**THE PROBLEM:**
Could you write out every entry exactly as it stands?

**TASK MATERIAL:**
---------------
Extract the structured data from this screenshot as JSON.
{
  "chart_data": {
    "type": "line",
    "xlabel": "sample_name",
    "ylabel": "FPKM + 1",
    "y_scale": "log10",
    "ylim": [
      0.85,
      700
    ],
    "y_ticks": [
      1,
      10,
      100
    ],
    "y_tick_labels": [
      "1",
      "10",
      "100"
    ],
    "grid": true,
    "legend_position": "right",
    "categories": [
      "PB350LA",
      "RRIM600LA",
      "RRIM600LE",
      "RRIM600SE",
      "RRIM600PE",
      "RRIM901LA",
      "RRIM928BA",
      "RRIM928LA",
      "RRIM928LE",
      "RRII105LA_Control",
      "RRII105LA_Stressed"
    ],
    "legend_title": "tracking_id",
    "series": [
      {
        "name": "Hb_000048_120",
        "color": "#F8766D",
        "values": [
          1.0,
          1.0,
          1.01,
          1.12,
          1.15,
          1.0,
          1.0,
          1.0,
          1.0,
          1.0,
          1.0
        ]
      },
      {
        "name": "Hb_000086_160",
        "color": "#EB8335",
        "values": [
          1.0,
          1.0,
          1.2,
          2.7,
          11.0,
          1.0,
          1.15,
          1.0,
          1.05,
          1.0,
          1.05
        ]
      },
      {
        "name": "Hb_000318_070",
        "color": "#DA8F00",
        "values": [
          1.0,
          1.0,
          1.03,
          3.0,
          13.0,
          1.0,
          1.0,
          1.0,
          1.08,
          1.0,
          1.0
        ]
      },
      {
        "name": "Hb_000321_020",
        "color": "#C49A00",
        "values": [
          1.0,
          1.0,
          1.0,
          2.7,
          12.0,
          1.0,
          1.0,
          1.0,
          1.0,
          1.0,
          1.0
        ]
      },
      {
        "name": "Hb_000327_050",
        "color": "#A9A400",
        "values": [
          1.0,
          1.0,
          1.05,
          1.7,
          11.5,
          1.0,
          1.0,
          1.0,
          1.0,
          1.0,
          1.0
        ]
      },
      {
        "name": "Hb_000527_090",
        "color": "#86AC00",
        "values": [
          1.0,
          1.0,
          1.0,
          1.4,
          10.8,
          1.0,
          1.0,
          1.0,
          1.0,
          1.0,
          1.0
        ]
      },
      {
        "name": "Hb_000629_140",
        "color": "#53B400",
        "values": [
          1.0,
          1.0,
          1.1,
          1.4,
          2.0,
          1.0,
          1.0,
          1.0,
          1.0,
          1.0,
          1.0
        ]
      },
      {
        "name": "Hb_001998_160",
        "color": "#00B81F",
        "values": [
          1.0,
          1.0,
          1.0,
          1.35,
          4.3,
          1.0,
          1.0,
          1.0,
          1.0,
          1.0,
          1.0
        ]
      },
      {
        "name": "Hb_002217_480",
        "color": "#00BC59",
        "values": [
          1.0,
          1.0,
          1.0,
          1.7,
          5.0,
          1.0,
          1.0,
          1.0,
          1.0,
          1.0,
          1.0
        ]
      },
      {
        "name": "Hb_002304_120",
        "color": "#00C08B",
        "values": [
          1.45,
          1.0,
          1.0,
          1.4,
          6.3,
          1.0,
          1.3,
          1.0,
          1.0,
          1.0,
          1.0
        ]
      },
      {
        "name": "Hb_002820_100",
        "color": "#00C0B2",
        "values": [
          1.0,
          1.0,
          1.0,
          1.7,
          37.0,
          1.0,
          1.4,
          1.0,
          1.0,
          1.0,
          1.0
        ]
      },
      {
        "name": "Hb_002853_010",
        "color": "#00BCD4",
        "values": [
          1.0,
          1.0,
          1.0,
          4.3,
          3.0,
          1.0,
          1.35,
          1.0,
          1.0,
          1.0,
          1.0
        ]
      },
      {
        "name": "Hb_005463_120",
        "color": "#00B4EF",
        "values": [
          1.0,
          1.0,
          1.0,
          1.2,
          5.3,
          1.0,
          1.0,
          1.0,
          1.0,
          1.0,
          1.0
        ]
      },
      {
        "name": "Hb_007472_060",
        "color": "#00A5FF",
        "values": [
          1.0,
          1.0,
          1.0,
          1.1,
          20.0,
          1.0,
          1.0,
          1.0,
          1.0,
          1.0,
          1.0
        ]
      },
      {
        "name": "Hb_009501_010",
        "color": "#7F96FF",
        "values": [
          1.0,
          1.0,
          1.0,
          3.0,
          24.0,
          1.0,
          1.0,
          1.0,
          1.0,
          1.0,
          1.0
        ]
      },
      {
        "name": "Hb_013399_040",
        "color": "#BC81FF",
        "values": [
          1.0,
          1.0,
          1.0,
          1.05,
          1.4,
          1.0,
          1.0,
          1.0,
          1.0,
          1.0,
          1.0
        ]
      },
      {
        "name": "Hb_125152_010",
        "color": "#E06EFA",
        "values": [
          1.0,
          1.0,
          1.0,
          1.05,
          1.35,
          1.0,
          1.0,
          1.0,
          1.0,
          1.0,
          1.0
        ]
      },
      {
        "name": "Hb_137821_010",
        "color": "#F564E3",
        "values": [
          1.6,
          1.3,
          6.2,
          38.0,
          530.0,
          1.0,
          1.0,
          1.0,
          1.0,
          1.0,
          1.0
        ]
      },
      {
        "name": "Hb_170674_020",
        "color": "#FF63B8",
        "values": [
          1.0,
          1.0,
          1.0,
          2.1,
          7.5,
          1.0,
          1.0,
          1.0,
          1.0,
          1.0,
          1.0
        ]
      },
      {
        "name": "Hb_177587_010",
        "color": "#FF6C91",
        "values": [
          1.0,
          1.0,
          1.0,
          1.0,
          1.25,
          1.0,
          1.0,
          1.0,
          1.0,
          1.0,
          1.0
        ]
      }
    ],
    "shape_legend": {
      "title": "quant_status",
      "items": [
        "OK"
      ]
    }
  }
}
---------------
**FINAL ANSWER:**
Extract the structured data from this screenshot as JSON.
{
  "chart_data": {
    "type": "line",
    "xlabel": "sample_name",
    "ylabel": "FPKM + 1",
    "y_scale": "log10",
    "ylim": [
      0.85,
      700
    ],
    "y_ticks": [
      1,
      10,
      100
    ],
    "y_tick_labels": [
      "1",
      "10",
      "100"
    ],
    "grid": true,
    "legend_position": "right",
    "categories": [
      "PB350LA",
      "RRIM600LA",
      "RRIM600LE",
      "RRIM600SE",
      "RRIM600PE",
      "RRIM901LA",
      "RRIM928BA",
      "RRIM928LA",
      "RRIM928LE",
      "RRII105LA_Control",
      "RRII105LA_Stressed"
    ],
    "legend_title": "tracking_id",
    "series": [
      {
        "name": "Hb_000048_120",
        "color": "#F8766D",
        "values": [
          1.0,
          1.0,
          1.01,
          1.12,
          1.15,
          1.0,
          1.0,
          1.0,
          1.0,
          1.0,
          1.0
        ]
      },
      {
        "name": "Hb_000086_160",
        "color": "#EB8335",
        "values": [
          1.0,
          1.0,
          1.2,
          2.7,
          11.0,
          1.0,
          1.15,
          1.0,
          1.05,
          1.0,
          1.05
        ]
      },
      {
        "name": "Hb_000318_070",
        "color": "#DA8F00",
        "values": [
          1.0,
          1.0,
          1.03,
          3.0,
          13.0,
          1.0,
          1.0,
          1.0,
          1.08,
          1.0,
          1.0
        ]
      },
      {
        "name": "Hb_000321_020",
        "color": "#C49A00",
        "values": [
          1.0,
          1.0,
          1.0,
          2.7,
          12.0,
          1.0,
          1.0,
          1.0,
          1.0,
          1.0,
          1.0
        ]
      },
      {
        "name": "Hb_000327_050",
        "color": "#A9A400",
        "values": [
          1.0,
          1.0,
          1.05,
          1.7,
          11.5,
          1.0,
          1.0,
          1.0,
          1.0,
          1.0,
          1.0
        ]
      },
      {
        "name": "Hb_000527_090",
        "color": "#86AC00",
        "values": [
          1.0,
          1.0,
          1.0,
          1.4,
          10.8,
          1.0,
          1.0,
          1.0,
          1.0,
          1.0,
          1.0
        ]
      },
      {
        "name": "Hb_000629_140",
        "color": "#53B400",
        "values": [
          1.0,
          1.0,
          1.1,
          1.4,
          2.0,
          1.0,
          1.0,
          1.0,
          1.0,
          1.0,
          1.0
        ]
      },
      {
        "name": "Hb_001998_160",
        "color": "#00B81F",
        "values": [
          1.0,
          1.0,
          1.0,
          1.35,
          4.3,
          1.0,
          1.0,
          1.0,
          1.0,
          1.0,
          1.0
        ]
      },
      {
        "name": "Hb_002217_480",
        "color": "#00BC59",
        "values": [
          1.0,
          1.0,
          1.0,
          1.7,
          5.0,
          1.0,
          1.0,
          1.0,
          1.0,
          1.0,
          1.0
        ]
      },
      {
        "name": "Hb_002304_120",
        "color": "#00C08B",
        "values": [
          1.45,
          1.0,
          1.0,
          1.4,
          6.3,
          1.0,
          1.3,
          1.0,
          1.0,
          1.0,
          1.0
        ]
      },
      {
        "name": "Hb_002820_100",
        "color": "#00C0B2",
        "values": [
          1.0,
          1.0,
          1.0,
          1.7,
          37.0,
          1.0,
          1.4,
          1.0,
          1.0,
          1.0,
          1.0
        ]
      },
      {
        "name": "Hb_002853_010",
        "color": "#00BCD4",
        "values": [
          1.0,
          1.0,
          1.0,
          4.3,
          3.0,
          1.0,
          1.35,
          1.0,
          1.0,
          1.0,
          1.0
        ]
      },
      {
        "name": "Hb_005463_120",
        "color": "#00B4EF",
        "values": [
          1.0,
          1.0,
          1.0,
          1.2,
          5.3,
          1.0,
          1.0,
          1.0,
          1.0,
          1.0,
          1.0
        ]
      },
      {
        "name": "Hb_007472_060",
        "color": "#00A5FF",
        "values": [
          1.0,
          1.0,
          1.0,
          1.1,
          20.0,
          1.0,
          1.0,
          1.0,
          1.0,
          1.0,
          1.0
        ]
      },
      {
        "name": "Hb_009501_010",
        "color": "#7F96FF",
        "values": [
          1.0,
          1.0,
          1.0,
          3.0,
          24.0,
          1.0,
          1.0,
          1.0,
          1.0,
          1.0,
          1.0
        ]
      },
      {
        "name": "Hb_013399_040",
        "color": "#BC81FF",
        "values": [
          1.0,
          1.0,
          1.0,
          1.05,
          1.4,
          1.0,
          1.0,
          1.0,
          1.0,
          1.0,
          1.0
        ]
      },
      {
        "name": "Hb_125152_010",
        "color": "#E06EFA",
        "values": [
          1.0,
          1.0,
          1.0,
          1.05,
          1.35,
          1.0,
          1.0,
          1.0,
          1.0,
          1.0,
          1.0
        ]
      },
      {
        "name": "Hb_137821_010",
        "color": "#F564E3",
        "values": [
          1.6,
          1.3,
          6.2,
          38.0,
          530.0,
          1.0,
          1.0,
          1.0,
          1.0,
          1.0,
          1.0
        ]
      },
      {
        "name": "Hb_170674_020",
        "color": "#FF63B8",
        "values": [
          1.0,
          1.0,
          1.0,
          2.1,
          7.5,
          1.0,
          1.0,
          1.0,
          1.0,
          1.0,
          1.0
        ]
      },
      {
        "name": "Hb_177587_010",
        "color": "#FF6C91",
        "values": [
          1.0,
          1.0,
          1.0,
          1.0,
          1.25,
          1.0,
          1.0,
          1.0,
          1.0,
          1.0,
          1.0
        ]
      }
    ],
    "shape_legend": {
      "title": "quant_status",
      "items": [
        "OK"
      ]
    }
  }
}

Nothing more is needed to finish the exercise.